▸ INPUT FOR THIS TASK

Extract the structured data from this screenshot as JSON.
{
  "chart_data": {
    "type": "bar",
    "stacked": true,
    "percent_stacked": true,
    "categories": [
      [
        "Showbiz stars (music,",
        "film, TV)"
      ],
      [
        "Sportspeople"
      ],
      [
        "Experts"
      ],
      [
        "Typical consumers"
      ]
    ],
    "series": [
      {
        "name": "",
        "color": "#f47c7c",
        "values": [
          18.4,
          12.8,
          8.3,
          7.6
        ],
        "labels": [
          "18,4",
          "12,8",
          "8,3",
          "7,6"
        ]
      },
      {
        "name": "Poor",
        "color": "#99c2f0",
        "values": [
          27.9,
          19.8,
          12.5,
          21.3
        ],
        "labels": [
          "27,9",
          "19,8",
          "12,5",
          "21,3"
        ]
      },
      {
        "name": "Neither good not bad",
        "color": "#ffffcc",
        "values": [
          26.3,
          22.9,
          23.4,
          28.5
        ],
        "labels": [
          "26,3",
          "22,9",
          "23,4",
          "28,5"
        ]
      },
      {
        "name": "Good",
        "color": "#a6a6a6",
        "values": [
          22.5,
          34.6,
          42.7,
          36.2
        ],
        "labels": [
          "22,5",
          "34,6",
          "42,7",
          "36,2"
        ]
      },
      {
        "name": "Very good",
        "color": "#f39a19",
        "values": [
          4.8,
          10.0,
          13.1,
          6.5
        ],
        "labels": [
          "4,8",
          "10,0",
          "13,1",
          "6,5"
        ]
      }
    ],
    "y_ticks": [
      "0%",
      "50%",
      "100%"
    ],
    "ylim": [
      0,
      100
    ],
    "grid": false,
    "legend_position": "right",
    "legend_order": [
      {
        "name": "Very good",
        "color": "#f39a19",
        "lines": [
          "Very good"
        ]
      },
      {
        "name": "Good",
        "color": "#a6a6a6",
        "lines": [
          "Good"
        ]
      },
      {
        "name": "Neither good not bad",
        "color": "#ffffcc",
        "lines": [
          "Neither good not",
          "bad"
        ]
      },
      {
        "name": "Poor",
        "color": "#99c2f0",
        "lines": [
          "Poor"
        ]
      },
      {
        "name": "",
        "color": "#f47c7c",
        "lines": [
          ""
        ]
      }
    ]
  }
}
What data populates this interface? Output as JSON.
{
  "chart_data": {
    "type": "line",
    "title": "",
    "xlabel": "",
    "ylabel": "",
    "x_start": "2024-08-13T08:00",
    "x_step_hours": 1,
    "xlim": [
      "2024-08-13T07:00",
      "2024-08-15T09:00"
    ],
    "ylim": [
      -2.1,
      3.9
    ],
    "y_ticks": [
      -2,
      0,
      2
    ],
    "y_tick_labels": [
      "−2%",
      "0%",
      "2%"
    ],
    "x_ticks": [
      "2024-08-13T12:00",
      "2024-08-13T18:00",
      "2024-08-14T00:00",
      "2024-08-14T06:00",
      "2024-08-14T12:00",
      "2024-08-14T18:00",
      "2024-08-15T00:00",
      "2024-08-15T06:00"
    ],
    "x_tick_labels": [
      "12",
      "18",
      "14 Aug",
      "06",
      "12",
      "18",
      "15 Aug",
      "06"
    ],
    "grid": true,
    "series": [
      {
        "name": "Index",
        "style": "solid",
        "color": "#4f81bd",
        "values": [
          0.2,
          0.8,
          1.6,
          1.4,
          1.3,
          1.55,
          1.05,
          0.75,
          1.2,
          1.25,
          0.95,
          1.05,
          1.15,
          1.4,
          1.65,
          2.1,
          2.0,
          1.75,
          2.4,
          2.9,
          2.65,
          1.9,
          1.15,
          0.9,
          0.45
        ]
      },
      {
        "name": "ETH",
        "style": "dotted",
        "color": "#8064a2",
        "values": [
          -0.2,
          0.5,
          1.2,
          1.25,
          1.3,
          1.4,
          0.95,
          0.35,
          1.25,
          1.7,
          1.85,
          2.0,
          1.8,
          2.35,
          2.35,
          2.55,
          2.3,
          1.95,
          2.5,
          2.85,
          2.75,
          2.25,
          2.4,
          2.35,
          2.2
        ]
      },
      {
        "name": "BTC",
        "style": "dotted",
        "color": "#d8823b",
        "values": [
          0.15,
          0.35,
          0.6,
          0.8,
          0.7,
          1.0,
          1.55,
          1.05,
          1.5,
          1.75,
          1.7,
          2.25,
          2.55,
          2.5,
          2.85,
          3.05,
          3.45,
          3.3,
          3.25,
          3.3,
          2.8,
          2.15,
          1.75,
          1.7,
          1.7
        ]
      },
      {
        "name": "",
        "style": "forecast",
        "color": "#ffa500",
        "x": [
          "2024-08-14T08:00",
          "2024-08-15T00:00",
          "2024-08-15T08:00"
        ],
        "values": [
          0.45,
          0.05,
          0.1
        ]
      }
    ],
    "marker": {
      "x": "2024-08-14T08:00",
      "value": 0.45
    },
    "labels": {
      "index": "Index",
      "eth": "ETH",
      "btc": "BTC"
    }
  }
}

▸ TASK STATEMENT
Within the entries above, report how many lines include "style", and keep the answer to the number.

▸ COMPLETED EXERCISE
4